Look through the lines below and state how many hold the word "this". Write only the number.

-- Start Provided information --

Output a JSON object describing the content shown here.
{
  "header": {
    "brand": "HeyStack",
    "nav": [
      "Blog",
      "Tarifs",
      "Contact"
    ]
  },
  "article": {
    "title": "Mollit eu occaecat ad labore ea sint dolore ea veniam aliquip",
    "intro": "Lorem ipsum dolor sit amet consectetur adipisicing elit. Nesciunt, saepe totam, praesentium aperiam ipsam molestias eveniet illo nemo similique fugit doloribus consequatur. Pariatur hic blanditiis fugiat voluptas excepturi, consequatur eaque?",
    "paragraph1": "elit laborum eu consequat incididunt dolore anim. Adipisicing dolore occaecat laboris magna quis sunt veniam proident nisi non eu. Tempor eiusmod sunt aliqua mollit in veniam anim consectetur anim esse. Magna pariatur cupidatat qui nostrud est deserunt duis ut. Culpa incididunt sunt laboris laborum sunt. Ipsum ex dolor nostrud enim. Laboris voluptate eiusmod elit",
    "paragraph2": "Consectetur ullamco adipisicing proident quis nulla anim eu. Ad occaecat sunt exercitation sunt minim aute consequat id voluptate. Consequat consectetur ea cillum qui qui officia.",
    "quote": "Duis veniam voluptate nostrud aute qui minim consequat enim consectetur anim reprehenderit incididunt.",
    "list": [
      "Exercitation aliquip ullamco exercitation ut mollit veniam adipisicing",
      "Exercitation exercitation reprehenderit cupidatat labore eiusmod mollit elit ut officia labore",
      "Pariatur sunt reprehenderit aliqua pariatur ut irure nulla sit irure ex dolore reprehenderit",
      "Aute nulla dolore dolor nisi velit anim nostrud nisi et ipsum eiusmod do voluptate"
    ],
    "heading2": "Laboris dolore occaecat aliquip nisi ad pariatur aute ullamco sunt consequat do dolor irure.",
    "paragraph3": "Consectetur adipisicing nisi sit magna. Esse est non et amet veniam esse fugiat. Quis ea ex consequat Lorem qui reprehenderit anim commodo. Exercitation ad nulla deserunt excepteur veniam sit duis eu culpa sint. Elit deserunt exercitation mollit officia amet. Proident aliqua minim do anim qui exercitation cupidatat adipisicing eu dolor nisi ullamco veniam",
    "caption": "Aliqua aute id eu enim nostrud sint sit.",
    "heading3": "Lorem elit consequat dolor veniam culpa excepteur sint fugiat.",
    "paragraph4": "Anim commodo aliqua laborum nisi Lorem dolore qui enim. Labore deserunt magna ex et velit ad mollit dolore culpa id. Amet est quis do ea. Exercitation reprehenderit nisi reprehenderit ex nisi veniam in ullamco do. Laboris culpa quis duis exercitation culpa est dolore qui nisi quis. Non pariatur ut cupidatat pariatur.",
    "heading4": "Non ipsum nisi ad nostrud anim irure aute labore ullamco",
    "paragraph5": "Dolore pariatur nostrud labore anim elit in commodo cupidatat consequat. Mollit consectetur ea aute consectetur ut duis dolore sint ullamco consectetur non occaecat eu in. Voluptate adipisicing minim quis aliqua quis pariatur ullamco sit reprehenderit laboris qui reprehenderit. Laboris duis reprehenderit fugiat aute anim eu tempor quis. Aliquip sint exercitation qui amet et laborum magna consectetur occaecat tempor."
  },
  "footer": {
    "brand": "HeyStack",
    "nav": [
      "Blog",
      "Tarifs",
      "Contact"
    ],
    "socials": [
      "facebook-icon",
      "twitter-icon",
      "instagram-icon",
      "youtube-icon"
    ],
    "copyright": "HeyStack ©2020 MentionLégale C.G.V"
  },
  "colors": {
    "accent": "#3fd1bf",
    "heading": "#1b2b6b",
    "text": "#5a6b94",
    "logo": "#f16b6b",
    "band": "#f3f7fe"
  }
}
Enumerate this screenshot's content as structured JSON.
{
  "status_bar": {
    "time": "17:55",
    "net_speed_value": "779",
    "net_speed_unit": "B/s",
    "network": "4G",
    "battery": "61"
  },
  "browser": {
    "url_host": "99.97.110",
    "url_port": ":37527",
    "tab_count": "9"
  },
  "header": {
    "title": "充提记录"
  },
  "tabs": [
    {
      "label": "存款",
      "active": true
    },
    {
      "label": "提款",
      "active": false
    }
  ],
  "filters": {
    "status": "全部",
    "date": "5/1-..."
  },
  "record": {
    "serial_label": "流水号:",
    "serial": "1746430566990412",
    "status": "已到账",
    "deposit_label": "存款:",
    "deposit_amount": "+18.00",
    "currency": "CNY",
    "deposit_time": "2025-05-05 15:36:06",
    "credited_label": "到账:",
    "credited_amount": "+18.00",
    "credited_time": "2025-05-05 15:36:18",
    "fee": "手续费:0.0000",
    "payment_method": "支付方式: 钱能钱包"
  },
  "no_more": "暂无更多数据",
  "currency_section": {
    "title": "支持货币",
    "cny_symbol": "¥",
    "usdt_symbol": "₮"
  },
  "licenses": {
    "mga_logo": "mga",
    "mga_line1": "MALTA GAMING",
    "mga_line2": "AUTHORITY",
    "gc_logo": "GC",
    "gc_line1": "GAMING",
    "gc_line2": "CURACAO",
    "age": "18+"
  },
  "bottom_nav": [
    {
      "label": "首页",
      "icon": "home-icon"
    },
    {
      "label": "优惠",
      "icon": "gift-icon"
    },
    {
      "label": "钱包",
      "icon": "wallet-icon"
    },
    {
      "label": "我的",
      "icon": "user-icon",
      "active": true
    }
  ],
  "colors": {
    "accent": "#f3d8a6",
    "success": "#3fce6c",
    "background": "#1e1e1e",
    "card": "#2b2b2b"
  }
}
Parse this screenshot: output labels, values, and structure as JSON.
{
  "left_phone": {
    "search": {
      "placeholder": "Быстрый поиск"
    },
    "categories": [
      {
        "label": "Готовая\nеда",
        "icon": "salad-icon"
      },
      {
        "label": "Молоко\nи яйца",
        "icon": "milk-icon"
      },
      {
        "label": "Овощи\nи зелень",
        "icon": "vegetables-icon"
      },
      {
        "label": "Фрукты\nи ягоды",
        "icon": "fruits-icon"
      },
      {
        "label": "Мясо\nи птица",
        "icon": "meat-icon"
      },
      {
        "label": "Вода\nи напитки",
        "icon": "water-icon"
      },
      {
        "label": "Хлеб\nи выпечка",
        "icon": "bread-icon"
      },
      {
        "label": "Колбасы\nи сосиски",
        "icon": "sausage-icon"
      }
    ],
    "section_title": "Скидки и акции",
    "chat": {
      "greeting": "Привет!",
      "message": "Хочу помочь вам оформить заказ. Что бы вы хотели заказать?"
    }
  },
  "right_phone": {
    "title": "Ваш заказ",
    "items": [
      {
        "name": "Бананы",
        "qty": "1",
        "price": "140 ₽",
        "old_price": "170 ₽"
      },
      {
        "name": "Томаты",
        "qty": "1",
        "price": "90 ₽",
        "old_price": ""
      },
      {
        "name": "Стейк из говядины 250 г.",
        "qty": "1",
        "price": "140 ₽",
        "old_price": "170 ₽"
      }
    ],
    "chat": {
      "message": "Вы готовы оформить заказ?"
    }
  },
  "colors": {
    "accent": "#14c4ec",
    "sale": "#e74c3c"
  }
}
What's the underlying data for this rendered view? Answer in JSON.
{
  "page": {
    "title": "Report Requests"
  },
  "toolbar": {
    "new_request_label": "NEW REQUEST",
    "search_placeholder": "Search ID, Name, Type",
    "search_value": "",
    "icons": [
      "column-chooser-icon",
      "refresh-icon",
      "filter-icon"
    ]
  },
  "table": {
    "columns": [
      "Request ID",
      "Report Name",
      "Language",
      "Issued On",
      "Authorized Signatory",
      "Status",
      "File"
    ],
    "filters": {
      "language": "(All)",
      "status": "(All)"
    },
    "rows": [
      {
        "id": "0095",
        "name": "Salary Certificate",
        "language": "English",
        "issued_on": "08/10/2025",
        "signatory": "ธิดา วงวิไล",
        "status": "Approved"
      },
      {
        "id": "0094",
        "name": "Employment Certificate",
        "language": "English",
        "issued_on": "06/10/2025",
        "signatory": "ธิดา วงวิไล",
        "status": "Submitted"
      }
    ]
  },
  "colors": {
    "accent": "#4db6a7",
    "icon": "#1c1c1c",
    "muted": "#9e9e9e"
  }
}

-- End Provided information --

- [Output of the task] 3